Exercise materials »

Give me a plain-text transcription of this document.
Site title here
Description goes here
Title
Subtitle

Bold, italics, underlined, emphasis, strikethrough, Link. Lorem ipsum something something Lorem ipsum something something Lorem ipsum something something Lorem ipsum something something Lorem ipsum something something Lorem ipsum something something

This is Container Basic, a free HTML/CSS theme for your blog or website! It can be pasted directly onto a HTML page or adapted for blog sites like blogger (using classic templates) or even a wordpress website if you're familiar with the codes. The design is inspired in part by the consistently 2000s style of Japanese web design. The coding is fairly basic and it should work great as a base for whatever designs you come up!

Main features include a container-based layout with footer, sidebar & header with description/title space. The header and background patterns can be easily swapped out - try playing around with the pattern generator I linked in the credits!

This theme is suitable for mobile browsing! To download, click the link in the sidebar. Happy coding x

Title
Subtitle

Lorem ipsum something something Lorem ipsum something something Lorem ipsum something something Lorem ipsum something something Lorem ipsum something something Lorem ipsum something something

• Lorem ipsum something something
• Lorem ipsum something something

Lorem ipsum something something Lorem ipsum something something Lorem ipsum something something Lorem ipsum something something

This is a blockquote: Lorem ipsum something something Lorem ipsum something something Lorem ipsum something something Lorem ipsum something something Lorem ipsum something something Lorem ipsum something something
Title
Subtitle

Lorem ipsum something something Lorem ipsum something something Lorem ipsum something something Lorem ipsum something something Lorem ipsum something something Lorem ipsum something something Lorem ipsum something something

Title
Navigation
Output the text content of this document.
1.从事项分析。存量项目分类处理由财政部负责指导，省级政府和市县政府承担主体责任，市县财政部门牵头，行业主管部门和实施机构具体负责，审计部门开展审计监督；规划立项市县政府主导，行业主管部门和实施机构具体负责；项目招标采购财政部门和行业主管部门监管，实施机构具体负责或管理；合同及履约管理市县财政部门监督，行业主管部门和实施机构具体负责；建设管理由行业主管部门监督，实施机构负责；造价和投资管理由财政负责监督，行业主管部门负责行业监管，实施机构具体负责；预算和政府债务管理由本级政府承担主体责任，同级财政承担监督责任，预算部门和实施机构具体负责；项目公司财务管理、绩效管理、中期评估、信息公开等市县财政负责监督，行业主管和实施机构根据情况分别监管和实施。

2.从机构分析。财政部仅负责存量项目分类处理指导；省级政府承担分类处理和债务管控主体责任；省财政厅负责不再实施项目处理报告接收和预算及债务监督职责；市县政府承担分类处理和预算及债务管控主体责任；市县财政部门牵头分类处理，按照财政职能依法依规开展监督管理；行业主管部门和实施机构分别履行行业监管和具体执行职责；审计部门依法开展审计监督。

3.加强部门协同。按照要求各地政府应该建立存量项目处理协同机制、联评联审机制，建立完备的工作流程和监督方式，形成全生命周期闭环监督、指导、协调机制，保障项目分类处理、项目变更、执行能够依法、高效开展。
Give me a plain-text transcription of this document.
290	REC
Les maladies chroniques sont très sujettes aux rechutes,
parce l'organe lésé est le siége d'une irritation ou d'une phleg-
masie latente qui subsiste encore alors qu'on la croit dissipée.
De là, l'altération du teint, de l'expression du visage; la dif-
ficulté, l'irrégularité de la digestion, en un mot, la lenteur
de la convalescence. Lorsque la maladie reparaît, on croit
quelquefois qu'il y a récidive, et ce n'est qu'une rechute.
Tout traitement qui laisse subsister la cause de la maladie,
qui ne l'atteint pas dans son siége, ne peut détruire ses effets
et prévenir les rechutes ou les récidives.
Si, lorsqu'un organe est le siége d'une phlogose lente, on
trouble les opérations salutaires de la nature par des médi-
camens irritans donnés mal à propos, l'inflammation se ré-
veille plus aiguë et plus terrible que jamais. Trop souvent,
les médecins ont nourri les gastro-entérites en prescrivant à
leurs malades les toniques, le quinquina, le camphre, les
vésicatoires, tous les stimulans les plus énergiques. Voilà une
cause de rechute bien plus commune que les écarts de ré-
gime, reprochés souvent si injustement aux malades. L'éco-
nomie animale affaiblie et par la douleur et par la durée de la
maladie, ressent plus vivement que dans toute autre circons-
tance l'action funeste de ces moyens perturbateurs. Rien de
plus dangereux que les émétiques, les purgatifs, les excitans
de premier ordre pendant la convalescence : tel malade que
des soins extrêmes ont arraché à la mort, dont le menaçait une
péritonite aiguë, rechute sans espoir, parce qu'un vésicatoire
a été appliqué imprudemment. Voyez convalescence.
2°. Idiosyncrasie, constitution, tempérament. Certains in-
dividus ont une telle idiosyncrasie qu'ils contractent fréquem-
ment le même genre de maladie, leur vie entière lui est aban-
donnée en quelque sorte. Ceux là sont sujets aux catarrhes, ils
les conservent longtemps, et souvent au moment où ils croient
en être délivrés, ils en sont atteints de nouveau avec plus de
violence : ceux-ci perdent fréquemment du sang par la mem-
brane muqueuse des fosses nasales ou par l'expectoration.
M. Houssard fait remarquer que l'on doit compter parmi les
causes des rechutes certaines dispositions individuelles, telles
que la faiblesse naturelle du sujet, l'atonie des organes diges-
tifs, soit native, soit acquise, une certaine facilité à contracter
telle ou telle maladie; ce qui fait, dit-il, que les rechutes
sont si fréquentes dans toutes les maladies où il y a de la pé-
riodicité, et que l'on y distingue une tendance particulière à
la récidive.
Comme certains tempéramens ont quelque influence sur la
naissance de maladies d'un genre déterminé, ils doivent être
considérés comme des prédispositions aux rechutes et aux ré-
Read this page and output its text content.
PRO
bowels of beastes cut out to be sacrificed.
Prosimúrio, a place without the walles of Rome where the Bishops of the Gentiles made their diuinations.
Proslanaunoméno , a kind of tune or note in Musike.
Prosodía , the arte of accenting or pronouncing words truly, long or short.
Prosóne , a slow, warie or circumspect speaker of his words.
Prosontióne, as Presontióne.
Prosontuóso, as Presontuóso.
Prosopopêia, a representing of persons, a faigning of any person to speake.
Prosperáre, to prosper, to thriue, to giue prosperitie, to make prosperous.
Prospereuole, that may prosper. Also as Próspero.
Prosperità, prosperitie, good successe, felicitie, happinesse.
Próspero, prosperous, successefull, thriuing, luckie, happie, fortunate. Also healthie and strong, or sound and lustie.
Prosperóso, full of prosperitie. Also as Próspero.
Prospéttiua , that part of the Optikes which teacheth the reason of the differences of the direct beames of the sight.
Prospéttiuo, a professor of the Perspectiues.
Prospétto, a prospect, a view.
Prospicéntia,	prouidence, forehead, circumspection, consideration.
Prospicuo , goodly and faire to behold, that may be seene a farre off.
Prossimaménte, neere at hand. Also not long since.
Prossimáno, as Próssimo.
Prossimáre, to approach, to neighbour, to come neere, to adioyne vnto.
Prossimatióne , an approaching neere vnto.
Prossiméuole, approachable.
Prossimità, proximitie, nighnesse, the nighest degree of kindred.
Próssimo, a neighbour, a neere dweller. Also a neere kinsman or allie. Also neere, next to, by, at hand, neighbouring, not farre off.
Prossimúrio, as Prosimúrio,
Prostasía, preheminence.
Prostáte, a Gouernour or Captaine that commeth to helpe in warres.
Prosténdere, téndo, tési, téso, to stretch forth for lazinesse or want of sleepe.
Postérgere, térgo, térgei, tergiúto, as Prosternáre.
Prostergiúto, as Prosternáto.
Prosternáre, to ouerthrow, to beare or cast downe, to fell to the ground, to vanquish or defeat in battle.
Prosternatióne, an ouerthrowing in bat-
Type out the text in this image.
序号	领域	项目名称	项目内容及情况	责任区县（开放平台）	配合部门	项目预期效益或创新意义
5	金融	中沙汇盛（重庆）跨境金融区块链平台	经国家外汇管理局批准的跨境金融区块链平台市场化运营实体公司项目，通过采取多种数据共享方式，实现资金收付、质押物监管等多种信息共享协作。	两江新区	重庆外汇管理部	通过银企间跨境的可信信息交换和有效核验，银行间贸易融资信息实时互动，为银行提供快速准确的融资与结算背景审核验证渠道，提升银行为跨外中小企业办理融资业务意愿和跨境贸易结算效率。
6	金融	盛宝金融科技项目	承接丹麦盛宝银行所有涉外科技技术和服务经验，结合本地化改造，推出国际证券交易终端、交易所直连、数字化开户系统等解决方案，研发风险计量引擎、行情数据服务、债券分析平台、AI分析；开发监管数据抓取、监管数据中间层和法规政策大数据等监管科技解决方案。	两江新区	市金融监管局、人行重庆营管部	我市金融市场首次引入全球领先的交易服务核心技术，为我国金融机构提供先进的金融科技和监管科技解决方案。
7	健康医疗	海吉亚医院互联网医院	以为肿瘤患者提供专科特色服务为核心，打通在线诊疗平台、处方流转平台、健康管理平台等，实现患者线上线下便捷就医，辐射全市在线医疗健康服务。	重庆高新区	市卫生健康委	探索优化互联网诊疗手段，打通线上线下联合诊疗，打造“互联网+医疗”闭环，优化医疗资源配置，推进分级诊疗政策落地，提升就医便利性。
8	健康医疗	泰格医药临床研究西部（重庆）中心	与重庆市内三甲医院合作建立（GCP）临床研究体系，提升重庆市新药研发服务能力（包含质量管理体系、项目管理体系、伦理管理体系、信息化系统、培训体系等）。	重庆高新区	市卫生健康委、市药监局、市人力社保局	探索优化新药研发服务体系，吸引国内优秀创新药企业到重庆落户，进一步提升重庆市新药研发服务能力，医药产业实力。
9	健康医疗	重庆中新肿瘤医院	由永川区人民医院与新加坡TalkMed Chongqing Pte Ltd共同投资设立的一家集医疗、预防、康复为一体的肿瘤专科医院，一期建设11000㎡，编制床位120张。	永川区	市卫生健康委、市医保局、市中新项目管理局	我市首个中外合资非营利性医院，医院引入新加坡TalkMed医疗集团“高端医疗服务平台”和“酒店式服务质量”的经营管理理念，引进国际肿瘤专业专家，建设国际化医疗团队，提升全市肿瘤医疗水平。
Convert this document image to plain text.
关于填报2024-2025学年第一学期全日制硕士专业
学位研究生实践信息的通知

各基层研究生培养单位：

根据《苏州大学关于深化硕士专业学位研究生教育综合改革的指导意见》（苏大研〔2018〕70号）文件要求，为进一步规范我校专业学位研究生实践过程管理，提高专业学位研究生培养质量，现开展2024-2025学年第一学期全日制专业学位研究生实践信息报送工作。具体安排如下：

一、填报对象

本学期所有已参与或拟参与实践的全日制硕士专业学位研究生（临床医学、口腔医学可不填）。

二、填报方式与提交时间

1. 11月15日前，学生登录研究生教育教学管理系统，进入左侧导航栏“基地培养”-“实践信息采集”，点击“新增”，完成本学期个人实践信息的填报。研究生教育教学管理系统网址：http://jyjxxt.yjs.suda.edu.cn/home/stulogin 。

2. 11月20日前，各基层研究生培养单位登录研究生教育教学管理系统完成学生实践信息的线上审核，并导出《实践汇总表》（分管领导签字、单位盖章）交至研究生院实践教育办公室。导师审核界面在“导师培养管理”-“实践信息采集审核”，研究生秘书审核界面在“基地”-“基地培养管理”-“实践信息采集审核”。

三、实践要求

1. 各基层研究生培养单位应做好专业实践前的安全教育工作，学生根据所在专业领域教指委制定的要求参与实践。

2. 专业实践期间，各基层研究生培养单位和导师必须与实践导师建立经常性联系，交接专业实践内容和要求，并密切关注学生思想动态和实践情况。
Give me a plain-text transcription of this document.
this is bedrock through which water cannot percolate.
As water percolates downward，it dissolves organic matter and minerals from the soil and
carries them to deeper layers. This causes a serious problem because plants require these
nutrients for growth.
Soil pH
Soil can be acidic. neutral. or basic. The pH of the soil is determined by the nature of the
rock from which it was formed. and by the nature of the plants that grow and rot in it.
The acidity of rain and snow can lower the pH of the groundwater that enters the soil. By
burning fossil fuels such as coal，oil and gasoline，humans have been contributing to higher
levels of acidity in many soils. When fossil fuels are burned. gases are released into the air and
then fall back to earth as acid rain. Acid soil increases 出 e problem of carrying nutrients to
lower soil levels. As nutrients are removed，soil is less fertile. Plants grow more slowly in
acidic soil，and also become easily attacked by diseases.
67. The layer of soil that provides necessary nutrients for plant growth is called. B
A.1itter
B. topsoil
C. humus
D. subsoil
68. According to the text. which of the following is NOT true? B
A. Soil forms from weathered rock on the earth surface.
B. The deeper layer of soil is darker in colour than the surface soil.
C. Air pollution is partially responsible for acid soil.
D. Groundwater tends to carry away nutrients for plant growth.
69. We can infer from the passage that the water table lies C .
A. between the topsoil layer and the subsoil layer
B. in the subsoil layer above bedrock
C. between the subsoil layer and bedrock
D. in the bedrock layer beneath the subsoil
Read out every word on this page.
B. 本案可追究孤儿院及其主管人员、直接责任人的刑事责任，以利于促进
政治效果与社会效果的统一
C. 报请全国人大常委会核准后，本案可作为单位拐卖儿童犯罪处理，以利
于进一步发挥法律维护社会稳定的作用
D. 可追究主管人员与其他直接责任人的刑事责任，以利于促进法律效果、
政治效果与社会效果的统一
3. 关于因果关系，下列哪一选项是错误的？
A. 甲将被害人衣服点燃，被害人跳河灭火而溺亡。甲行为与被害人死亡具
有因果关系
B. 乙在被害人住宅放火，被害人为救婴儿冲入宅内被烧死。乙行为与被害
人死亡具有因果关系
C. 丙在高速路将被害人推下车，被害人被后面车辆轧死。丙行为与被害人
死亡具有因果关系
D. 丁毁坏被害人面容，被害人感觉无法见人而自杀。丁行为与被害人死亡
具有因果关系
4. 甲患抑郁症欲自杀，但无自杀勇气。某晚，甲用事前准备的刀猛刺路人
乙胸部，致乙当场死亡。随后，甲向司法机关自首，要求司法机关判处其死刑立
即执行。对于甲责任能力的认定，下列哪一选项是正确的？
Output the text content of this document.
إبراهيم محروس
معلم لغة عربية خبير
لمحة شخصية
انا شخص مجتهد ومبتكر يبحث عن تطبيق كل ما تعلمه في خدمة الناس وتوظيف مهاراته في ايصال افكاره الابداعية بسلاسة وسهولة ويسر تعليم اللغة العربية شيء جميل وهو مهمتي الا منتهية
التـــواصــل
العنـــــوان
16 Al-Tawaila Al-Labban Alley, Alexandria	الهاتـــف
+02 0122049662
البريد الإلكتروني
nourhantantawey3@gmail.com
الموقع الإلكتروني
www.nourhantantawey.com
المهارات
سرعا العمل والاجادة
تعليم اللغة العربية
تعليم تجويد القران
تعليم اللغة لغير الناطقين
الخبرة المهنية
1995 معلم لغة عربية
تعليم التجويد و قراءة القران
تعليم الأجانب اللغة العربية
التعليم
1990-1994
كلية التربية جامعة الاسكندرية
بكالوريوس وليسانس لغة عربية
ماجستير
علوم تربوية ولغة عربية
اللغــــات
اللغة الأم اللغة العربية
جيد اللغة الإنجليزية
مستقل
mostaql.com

What you have to do » Review the material and copy each line in which the word "fossil" appears.

Answer to the exercise »
burning fossil fuels such as coal，oil and gasoline，humans have been contributing to higher
levels of acidity in many soils. When fossil fuels are burned. gases are released into the air and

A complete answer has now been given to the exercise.